_EXTRAIT DU DOCUMENT:_
Quand l’enfant va grandir, le thermomètre auriculaire est à privilégier dès que son embout s’adapte bien à l’oreille de l’enfant. »
« Quels sont les bons réflexes pour soulager un enfant qui a de la fièvre ? » Inès, 28 ans
Dr Nicolas Winter : « Si un enfant fait de la fièvre, c’est-à-dire qu’il a une température supérieure à 38 °C, la première chose à faire, c’est de le découvrir. Cela permettra d’arrêter d’augmenter sa chaleur. Cette mesure est utile à la fois pour mesurer plus précisément la température du bébé, qui n’est plus modifiée par la chaleur des vêtements, et pour le mettre à l’aise.
Ensuite, le premier réflexe c’est l’utilisation de paracétamol, qui agit au bout de 30 à 40 minutes. L’enfant doit recevoir une dose de paracétamol adaptée à son poids par voie orale. La molécule est beaucoup mieux absorbée par la bouche que par la voie rectale. C’est pourquoi les suppositoires ne devraient être réservés qu’aux enfants qui ne peuvent pas les ingérer, qui les vomissent ou qui ont des problèmes d’oralité. »
« À partir de quand dois-je venir consulter le médecin ? » Farid, 41 ans
Dr Nicolas Winter : « Si votre enfant a de la fièvre et qu’il a moins de 3 mois de vie, il faut l’emmener aux urgences. À cet âge-là, ils sont très fragiles et sont particulièrement sensibles aux infections bactériennes.

_CONSIGNES DE L'EXERCICE:_
1. Dans le texte sur la fièvre de l'enfant, au bout de combien de temps le paracétamol agit-il ?
2. Indiquez si chaque affirmation s'accorde avec le texte sur la fièvre de l'enfant, en citant les mots qui le prouvent : (a) les suppositoires conviennent à tous les enfants ; (b) un enfant de moins de 3 mois qui a de la fièvre doit être emmené aux urgences ; (c) un enfant fait de la fièvre quand sa température dépasse 38 °C.
3. Reprenez le texte sur la fièvre de l'enfant après sa dernière phrase, en poursuivant la réponse du Dr Nicolas Winter.

[Éléments d'un jeu de données]

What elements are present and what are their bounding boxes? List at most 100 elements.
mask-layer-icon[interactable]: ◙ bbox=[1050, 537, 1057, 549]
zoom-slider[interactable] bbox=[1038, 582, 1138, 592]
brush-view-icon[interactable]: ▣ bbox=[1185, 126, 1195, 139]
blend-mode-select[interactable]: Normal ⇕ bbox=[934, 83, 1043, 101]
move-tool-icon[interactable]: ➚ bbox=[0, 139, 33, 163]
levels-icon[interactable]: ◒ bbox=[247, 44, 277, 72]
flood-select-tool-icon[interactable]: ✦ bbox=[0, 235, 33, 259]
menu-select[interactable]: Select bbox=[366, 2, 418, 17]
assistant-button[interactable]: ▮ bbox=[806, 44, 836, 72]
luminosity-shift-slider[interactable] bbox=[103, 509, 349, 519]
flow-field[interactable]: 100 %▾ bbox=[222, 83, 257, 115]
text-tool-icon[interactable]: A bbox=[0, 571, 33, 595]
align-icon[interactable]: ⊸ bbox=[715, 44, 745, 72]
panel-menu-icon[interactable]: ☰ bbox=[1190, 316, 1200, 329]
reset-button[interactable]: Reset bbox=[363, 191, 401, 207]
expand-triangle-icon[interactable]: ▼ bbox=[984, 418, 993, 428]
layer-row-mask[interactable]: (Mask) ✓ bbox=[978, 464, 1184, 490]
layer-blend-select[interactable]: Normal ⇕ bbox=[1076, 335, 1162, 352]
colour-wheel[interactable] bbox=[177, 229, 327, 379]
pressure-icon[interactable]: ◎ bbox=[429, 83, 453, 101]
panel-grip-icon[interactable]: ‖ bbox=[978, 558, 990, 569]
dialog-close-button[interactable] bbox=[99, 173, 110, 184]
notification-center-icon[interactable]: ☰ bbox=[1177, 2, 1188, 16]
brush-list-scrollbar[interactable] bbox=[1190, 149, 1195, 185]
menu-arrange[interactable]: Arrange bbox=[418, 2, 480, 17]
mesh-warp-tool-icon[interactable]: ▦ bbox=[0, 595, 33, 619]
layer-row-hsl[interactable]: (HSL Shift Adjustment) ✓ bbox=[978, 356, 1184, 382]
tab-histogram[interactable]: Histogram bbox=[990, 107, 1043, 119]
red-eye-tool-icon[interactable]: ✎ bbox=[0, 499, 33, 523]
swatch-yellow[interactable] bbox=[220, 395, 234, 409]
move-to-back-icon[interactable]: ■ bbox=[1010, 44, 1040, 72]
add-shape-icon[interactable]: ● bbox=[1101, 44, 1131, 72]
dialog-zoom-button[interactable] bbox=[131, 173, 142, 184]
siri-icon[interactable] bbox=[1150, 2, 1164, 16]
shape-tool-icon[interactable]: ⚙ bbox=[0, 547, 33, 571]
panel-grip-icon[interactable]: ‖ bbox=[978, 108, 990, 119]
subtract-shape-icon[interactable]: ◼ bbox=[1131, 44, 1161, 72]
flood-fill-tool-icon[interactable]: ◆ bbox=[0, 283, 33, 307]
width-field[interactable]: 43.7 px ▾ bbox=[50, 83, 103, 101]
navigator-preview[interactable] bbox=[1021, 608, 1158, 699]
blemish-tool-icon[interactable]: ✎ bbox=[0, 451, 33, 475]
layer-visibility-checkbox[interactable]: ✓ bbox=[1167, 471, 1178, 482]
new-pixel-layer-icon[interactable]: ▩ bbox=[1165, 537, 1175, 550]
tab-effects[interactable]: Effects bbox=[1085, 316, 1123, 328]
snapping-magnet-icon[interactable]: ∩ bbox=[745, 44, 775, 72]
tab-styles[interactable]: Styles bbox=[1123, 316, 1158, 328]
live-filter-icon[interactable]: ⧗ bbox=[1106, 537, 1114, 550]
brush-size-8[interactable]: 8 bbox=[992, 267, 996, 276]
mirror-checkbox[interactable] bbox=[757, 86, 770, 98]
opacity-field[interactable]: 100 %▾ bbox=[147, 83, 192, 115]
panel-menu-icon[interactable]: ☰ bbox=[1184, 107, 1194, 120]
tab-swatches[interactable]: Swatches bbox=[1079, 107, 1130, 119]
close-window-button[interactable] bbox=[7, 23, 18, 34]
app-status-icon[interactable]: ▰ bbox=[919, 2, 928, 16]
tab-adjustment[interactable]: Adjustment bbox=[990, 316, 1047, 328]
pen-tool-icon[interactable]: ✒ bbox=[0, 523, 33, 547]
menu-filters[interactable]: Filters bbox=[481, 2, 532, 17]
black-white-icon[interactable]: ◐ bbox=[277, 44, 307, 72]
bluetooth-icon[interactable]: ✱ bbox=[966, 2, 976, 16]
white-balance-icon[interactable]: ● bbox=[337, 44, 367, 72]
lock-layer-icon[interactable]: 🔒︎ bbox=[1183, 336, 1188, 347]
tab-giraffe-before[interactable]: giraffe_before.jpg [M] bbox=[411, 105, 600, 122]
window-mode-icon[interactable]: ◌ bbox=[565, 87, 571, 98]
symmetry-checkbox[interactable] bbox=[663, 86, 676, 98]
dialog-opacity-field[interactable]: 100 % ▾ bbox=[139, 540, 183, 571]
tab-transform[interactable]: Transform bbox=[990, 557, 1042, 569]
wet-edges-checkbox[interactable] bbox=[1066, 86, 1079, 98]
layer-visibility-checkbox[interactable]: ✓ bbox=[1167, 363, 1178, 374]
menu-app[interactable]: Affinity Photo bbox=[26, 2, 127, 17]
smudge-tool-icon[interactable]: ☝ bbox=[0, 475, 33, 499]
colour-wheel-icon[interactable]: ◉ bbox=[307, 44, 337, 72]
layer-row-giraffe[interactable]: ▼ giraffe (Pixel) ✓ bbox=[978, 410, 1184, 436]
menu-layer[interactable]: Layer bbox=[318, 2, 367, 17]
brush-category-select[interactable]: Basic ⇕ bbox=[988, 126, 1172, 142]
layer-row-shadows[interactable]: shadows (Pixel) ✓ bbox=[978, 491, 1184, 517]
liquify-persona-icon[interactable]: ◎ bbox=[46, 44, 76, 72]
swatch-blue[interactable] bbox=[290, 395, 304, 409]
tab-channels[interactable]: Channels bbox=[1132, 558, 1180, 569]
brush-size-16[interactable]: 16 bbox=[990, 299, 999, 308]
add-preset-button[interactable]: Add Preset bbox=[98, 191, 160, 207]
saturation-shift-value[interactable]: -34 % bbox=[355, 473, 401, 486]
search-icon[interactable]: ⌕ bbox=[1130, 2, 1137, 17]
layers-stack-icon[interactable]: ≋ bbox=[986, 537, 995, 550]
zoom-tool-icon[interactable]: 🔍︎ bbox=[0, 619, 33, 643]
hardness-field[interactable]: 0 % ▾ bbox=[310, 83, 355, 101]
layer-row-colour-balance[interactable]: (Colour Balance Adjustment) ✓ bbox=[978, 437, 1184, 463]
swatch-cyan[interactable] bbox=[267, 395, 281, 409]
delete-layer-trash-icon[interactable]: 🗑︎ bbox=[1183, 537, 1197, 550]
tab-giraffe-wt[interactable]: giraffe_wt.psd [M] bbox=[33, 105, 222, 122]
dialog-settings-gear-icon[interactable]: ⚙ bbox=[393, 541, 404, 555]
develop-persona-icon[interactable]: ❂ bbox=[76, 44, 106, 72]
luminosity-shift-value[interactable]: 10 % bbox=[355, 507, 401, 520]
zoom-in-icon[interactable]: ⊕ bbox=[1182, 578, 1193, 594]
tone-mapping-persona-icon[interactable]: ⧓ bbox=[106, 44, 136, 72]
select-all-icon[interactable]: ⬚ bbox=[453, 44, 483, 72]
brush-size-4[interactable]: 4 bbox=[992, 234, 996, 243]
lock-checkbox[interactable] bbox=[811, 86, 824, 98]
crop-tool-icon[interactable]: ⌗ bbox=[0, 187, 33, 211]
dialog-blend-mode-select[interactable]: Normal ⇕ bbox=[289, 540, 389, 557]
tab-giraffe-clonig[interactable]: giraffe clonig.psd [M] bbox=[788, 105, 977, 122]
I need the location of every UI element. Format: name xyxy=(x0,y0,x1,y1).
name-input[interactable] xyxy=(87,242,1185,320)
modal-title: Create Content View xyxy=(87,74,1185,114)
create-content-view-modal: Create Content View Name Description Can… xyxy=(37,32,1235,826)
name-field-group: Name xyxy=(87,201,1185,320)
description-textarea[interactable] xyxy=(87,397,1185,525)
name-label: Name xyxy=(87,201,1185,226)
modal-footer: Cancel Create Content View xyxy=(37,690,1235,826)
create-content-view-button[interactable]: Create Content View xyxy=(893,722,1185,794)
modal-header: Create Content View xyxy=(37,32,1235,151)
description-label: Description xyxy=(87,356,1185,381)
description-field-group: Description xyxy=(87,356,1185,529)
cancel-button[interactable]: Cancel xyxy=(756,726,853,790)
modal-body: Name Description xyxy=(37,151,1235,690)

_CORRIGÉ DE L'EXERCICE:_
1. Au bout de 30 à 40 minutes.

2.
(a) Non : « les suppositoires ne devraient être réservés qu’aux enfants qui ne peuvent pas les ingérer, qui les vomissent ou qui ont des problèmes d’oralité ».
(b) Oui : « Si votre enfant a de la fièvre et qu’il a moins de 3 mois de vie, il faut l’emmener aux urgences. »
(c) Oui : « il a une température supérieure à 38 °C ».

3.
Pour un enfant de plus de 3 mois, il faut commencer par lui enlever ses vêtements et lui donner du paracétamol. 30 minutes après l’action du médicament, les parents doivent regarder l’enfant. La température en elle-même est secondaire. Le chiffre ne fait pas la gravité.
Il est important de se focaliser sur trois critères pour bien évaluer l’état de l’enfant, que je résume en trois lettres : CCR pour coloration, comportement et respiration. Si l’un de ces critères est rempli, il faut appeler les urgences.
Le premier élément à vérifier c’est la coloration de l’enfant. A-t-il le contour des lèvres ou les extrémités bleues ?
Deuxième signe : la respiration. Le bébé respire-t-il normalement ? A-t-il des petits creux qui se forment en dessous des côtes ? Respire-t-il beaucoup plus rapidement que d’habitude ? Doit-il lutter pour respirer ? Le comportement est aussi essentiel dans l’évaluation de l’état d’un enfant. Il faut qu’il puisse interagir, que ce soit en suivant des yeux, pour un bébé, ou en communiquant, pour les jeunes enfants. S’il est amorphe, c’est un signe d’alerte qui doit pousser à appeler les urgences.
Si l’enfant tolère bien sa fièvre, n’a pas de problèmes respiratoires, pas de problèmes de comportement ou de coloration alors il peut attendre 48 heures avant de voir le médecin traitant. Si la fièvre n’est pas descendue, rappelez-vous que ce n’est pas le chiffre de la fièvre qui compte, mais la tolérance de la fièvre avec le CCR. Un épisode viral dure 3 à 5 jours. Donc la température de l’enfant devrait rester élevée durant cette période. Cependant, si cela dure depuis 5 jours sans interruption alors il faut l’emmener aux urgences. »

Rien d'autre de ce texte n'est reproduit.